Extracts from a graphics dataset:
::::::::

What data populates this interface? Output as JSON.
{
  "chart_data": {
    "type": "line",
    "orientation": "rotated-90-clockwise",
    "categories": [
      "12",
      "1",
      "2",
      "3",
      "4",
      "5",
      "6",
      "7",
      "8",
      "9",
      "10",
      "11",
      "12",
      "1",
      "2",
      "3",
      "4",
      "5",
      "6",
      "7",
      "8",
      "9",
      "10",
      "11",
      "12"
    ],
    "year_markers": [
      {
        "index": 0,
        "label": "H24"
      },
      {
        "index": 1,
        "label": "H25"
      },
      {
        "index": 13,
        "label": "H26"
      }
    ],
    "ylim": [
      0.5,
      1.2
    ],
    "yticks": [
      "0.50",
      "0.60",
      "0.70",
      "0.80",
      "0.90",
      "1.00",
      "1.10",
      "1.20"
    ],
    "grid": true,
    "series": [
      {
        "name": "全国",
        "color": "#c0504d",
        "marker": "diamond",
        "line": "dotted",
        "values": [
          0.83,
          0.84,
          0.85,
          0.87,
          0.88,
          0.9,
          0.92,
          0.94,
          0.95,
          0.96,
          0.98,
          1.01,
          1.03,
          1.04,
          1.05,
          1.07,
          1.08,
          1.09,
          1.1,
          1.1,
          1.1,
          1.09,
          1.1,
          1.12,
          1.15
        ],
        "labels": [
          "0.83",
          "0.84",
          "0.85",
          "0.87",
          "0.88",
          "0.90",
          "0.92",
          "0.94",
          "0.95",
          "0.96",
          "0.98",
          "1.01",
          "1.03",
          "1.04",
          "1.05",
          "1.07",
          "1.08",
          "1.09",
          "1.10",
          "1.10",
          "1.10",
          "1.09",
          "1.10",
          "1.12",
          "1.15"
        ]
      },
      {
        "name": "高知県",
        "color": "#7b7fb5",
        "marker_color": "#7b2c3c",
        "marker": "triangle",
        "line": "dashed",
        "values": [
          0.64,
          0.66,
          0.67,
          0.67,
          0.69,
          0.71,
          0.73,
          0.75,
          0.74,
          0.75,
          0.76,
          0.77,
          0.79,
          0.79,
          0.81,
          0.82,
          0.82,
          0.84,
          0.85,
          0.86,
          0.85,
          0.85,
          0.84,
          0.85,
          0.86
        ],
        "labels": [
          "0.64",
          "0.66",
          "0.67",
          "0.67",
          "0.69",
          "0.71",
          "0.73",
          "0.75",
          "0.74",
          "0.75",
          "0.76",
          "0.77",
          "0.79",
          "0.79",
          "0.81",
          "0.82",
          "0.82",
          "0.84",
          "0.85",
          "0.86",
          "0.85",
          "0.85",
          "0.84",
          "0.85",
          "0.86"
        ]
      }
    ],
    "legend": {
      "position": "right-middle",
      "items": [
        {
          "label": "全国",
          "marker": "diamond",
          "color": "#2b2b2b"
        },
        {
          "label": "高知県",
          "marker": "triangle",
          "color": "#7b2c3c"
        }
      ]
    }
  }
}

::::::::

Exercise task
Could you quote the material above in full, exactly as it stands?

Full response
What data populates this interface? Output as JSON.
{
  "chart_data": {
    "type": "line",
    "orientation": "rotated-90-clockwise",
    "categories": [
      "12",
      "1",
      "2",
      "3",
      "4",
      "5",
      "6",
      "7",
      "8",
      "9",
      "10",
      "11",
      "12",
      "1",
      "2",
      "3",
      "4",
      "5",
      "6",
      "7",
      "8",
      "9",
      "10",
      "11",
      "12"
    ],
    "year_markers": [
      {
        "index": 0,
        "label": "H24"
      },
      {
        "index": 1,
        "label": "H25"
      },
      {
        "index": 13,
        "label": "H26"
      }
    ],
    "ylim": [
      0.5,
      1.2
    ],
    "yticks": [
      "0.50",
      "0.60",
      "0.70",
      "0.80",
      "0.90",
      "1.00",
      "1.10",
      "1.20"
    ],
    "grid": true,
    "series": [
      {
        "name": "全国",
        "color": "#c0504d",
        "marker": "diamond",
        "line": "dotted",
        "values": [
          0.83,
          0.84,
          0.85,
          0.87,
          0.88,
          0.9,
          0.92,
          0.94,
          0.95,
          0.96,
          0.98,
          1.01,
          1.03,
          1.04,
          1.05,
          1.07,
          1.08,
          1.09,
          1.1,
          1.1,
          1.1,
          1.09,
          1.1,
          1.12,
          1.15
        ],
        "labels": [
          "0.83",
          "0.84",
          "0.85",
          "0.87",
          "0.88",
          "0.90",
          "0.92",
          "0.94",
          "0.95",
          "0.96",
          "0.98",
          "1.01",
          "1.03",
          "1.04",
          "1.05",
          "1.07",
          "1.08",
          "1.09",
          "1.10",
          "1.10",
          "1.10",
          "1.09",
          "1.10",
          "1.12",
          "1.15"
        ]
      },
      {
        "name": "高知県",
        "color": "#7b7fb5",
        "marker_color": "#7b2c3c",
        "marker": "triangle",
        "line": "dashed",
        "values": [
          0.64,
          0.66,
          0.67,
          0.67,
          0.69,
          0.71,
          0.73,
          0.75,
          0.74,
          0.75,
          0.76,
          0.77,
          0.79,
          0.79,
          0.81,
          0.82,
          0.82,
          0.84,
          0.85,
          0.86,
          0.85,
          0.85,
          0.84,
          0.85,
          0.86
        ],
        "labels": [
          "0.64",
          "0.66",
          "0.67",
          "0.67",
          "0.69",
          "0.71",
          "0.73",
          "0.75",
          "0.74",
          "0.75",
          "0.76",
          "0.77",
          "0.79",
          "0.79",
          "0.81",
          "0.82",
          "0.82",
          "0.84",
          "0.85",
          "0.86",
          "0.85",
          "0.85",
          "0.84",
          "0.85",
          "0.86"
        ]
      }
    ],
    "legend": {
      "position": "right-middle",
      "items": [
        {
          "label": "全国",
          "marker": "diamond",
          "color": "#2b2b2b"
        },
        {
          "label": "高知県",
          "marker": "triangle",
          "color": "#7b2c3c"
        }
      ]
    }
  }
}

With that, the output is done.